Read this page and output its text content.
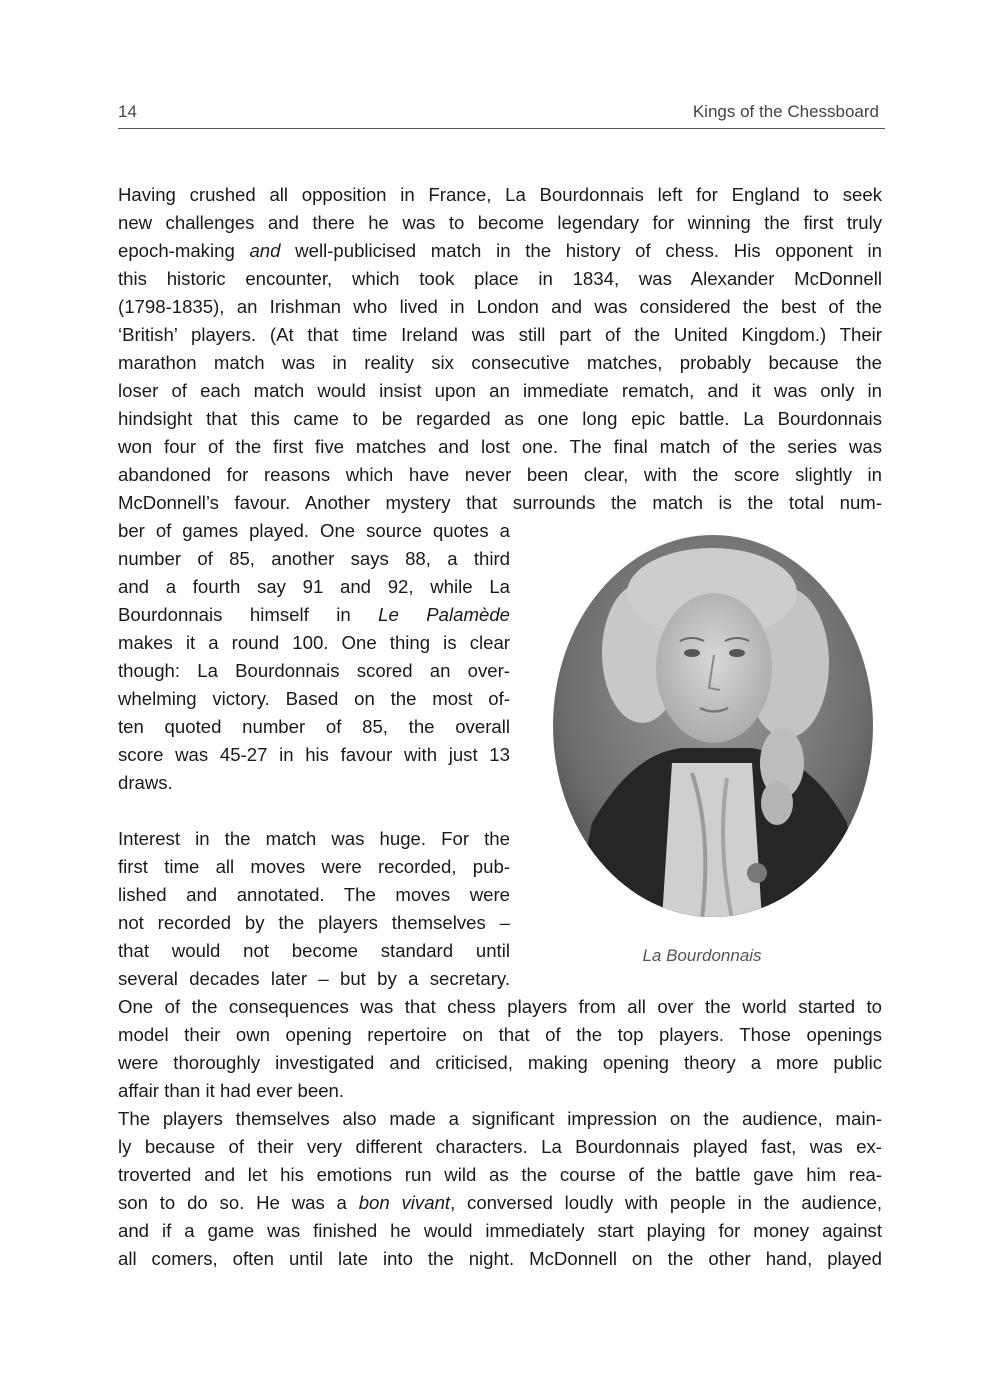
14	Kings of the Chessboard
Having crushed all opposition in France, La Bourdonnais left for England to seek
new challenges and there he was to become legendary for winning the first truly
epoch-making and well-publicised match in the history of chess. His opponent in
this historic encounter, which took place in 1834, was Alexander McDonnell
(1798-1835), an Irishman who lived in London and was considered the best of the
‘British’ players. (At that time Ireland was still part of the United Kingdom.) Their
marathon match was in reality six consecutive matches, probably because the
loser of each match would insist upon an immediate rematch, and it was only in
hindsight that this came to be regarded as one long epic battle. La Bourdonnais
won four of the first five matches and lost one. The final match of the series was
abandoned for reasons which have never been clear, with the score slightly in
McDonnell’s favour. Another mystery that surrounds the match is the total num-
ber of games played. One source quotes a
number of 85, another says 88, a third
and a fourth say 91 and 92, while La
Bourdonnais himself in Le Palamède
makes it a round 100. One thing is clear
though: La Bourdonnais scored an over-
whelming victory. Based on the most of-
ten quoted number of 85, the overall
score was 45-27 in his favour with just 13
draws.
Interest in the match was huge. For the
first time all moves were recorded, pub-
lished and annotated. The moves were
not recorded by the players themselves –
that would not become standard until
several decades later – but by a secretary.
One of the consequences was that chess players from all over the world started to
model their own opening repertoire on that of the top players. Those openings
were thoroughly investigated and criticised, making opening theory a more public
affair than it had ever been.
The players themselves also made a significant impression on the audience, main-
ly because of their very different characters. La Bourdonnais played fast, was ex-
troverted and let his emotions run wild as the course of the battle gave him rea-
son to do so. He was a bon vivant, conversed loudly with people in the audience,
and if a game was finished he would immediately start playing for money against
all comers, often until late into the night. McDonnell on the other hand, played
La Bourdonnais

•••

■ Short task
Write the listing out a second time exactly, dropping all images.

■ Result for this task
Read this page and output its text content.
14	Kings of the Chessboard
Having crushed all opposition in France, La Bourdonnais left for England to seek
new challenges and there he was to become legendary for winning the first truly
epoch-making and well-publicised match in the history of chess. His opponent in
this historic encounter, which took place in 1834, was Alexander McDonnell
(1798-1835), an Irishman who lived in London and was considered the best of the
‘British’ players. (At that time Ireland was still part of the United Kingdom.) Their
marathon match was in reality six consecutive matches, probably because the
loser of each match would insist upon an immediate rematch, and it was only in
hindsight that this came to be regarded as one long epic battle. La Bourdonnais
won four of the first five matches and lost one. The final match of the series was
abandoned for reasons which have never been clear, with the score slightly in
McDonnell’s favour. Another mystery that surrounds the match is the total num-
ber of games played. One source quotes a
number of 85, another says 88, a third
and a fourth say 91 and 92, while La
Bourdonnais himself in Le Palamède
makes it a round 100. One thing is clear
though: La Bourdonnais scored an over-
whelming victory. Based on the most of-
ten quoted number of 85, the overall
score was 45-27 in his favour with just 13
draws.
Interest in the match was huge. For the
first time all moves were recorded, pub-
lished and annotated. The moves were
not recorded by the players themselves –
that would not become standard until
several decades later – but by a secretary.
One of the consequences was that chess players from all over the world started to
model their own opening repertoire on that of the top players. Those openings
were thoroughly investigated and criticised, making opening theory a more public
affair than it had ever been.
The players themselves also made a significant impression on the audience, main-
ly because of their very different characters. La Bourdonnais played fast, was ex-
troverted and let his emotions run wild as the course of the battle gave him rea-
son to do so. He was a bon vivant, conversed loudly with people in the audience,
and if a game was finished he would immediately start playing for money against
all comers, often until late into the night. McDonnell on the other hand, played
La Bourdonnais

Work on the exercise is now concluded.